**Short problem**
Write out every line below that includes the word "direction".

**Information provided**
((

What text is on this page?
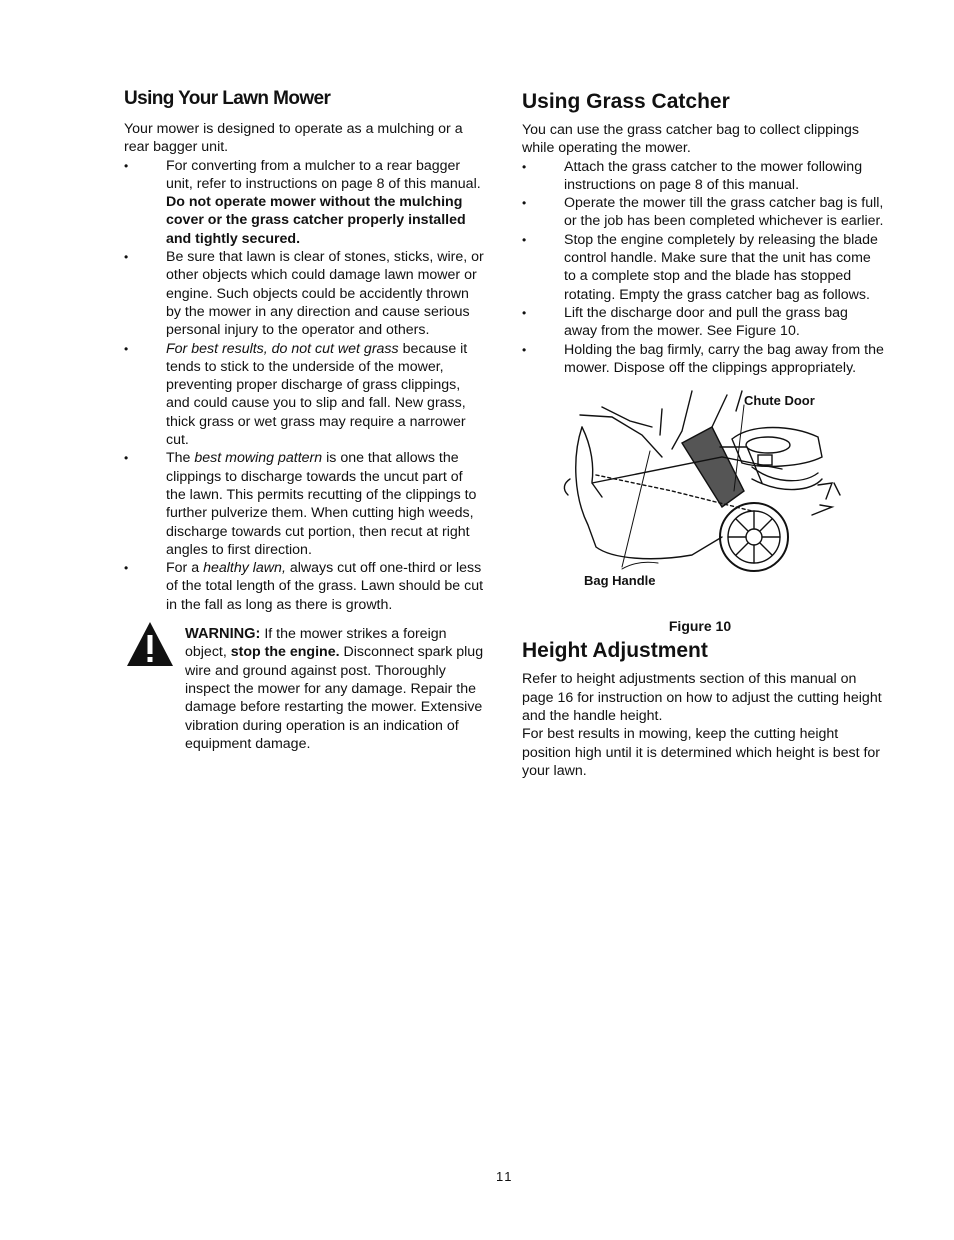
Using Your Lawn Mower

Your mower is designed to operate as a mulching or a rear bagger unit.

•	For converting from a mulcher to a rear bagger unit, refer to instructions on page 8 of this manual. Do not operate mower without the mulching cover or the grass catcher properly installed and tightly secured.
•	Be sure that lawn is clear of stones, sticks, wire, or other objects which could damage lawn mower or engine. Such objects could be accidently thrown by the mower in any direction and cause serious personal injury to the operator and others.
•	For best results, do not cut wet grass because it tends to stick to the underside of the mower, preventing proper discharge of grass clippings, and could cause you to slip and fall. New grass, thick grass or wet grass may require a narrower cut.
•	The best mowing pattern is one that allows the clippings to discharge towards the uncut part of the lawn. This permits recutting of the clippings to further pulverize them. When cutting high weeds, discharge towards cut portion, then recut at right angles to first direction.
•	For a healthy lawn, always cut off one-third or less of the total length of the grass. Lawn should be cut in the fall as long as there is growth.
WARNING: If the mower strikes a foreign object, stop the engine. Disconnect spark plug wire and ground against post. Thoroughly inspect the mower for any damage. Repair the damage before restarting the mower. Extensive vibration during operation is an indication of equipment damage.
Using Grass Catcher

You can use the grass catcher bag to collect clippings while operating the mower.

•	Attach the grass catcher to the mower following instructions on page 8 of this manual.
•	Operate the mower till the grass catcher bag is full, or the job has been completed whichever is earlier.
•	Stop the engine completely by releasing the blade control handle. Make sure that the unit has come to a complete stop and the blade has stopped rotating. Empty the grass catcher bag as follows.
•	Lift the discharge door and pull the grass bag away from the mower. See Figure 10.
•	Holding the bag firmly, carry the bag away from the mower. Dispose off the clippings appropriately.
Chute Door
Bag Handle

Figure 10

Height Adjustment

Refer to height adjustments section of this manual on page 16 for instruction on how to adjust the cutting height and the handle height.

For best results in mowing, keep the cutting height position high until it is determined which height is best for your lawn.

11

))

**Worked answer**
•	Be sure that lawn is clear of stones, sticks, wire, or other objects which could damage lawn mower or engine. Such objects could be accidently thrown by the mower in any direction and cause serious personal injury to the operator and others.
•	The best mowing pattern is one that allows the clippings to discharge towards the uncut part of the lawn. This permits recutting of the clippings to further pulverize them. When cutting high weeds, discharge towards cut portion, then recut at right angles to first direction.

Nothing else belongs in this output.